▶ **Task to complete**: In the entries below, identify every line with the string "Industry" and copy it.
----- Given data -----
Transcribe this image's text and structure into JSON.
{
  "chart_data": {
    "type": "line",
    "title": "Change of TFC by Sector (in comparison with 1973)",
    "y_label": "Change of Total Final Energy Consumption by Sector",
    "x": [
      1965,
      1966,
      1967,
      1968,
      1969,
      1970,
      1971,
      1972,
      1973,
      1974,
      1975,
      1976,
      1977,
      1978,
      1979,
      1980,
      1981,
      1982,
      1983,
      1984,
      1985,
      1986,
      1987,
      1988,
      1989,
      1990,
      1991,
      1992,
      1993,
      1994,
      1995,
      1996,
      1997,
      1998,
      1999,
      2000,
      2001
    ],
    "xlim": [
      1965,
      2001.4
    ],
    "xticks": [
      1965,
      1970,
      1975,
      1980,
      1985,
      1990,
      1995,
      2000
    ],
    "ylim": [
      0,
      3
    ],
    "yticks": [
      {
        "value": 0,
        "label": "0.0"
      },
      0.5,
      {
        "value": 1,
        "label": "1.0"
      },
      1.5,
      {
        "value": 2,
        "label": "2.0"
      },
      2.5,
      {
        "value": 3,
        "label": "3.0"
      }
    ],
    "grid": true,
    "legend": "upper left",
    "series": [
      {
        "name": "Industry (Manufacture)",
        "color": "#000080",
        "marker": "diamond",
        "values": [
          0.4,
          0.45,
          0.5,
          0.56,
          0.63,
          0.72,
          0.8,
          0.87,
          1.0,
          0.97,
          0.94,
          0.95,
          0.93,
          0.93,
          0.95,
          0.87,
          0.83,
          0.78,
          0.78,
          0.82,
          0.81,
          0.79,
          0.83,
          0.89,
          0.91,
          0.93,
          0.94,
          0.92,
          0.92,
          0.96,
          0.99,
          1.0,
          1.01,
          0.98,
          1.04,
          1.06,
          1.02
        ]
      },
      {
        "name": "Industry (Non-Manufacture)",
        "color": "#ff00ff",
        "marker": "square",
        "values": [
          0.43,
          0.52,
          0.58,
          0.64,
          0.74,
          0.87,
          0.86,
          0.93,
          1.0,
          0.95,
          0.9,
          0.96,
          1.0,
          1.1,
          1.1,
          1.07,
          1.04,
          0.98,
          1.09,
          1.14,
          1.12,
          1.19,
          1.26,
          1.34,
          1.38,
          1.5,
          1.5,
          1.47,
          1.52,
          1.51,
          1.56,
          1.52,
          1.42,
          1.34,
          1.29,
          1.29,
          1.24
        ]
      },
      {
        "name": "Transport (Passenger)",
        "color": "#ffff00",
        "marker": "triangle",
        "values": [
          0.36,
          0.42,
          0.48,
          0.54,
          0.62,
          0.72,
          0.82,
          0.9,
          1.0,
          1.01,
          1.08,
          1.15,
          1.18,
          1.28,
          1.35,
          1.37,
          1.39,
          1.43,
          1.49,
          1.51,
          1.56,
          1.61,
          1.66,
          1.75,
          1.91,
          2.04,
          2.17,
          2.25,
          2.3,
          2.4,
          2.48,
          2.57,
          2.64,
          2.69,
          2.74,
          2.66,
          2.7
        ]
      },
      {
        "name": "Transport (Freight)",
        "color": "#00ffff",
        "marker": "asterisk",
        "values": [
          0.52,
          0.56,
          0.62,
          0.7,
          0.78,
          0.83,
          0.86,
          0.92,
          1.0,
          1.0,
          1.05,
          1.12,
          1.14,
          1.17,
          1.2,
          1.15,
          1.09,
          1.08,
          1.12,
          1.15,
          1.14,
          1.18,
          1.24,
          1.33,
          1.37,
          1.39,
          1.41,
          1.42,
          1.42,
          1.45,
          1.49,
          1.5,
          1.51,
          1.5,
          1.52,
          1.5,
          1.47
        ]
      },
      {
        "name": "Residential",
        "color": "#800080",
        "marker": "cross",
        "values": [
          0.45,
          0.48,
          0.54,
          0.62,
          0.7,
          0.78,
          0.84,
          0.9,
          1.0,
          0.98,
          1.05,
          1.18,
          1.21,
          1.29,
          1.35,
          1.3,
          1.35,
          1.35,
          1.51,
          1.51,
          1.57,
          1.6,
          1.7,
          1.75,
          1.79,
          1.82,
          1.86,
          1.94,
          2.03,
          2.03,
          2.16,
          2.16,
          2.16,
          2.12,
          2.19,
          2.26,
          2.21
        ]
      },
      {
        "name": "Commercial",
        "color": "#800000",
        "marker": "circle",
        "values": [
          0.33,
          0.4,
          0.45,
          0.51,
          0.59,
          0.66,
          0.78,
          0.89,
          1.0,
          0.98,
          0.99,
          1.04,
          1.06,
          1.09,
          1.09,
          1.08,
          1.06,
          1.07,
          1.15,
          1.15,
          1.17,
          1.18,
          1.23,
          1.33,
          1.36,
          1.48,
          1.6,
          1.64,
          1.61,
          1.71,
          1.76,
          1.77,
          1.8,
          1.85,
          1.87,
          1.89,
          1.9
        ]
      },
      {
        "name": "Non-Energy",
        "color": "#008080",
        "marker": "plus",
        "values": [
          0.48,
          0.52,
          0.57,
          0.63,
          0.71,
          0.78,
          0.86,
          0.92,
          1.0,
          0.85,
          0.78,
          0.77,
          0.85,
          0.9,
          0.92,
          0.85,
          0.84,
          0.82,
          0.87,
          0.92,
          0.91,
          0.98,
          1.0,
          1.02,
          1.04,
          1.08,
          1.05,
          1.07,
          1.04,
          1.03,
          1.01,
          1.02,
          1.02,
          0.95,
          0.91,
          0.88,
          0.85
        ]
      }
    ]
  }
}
-----
▶ **Answer to the problem**:
        "name": "Industry (Manufacture)",
        "name": "Industry (Non-Manufacture)",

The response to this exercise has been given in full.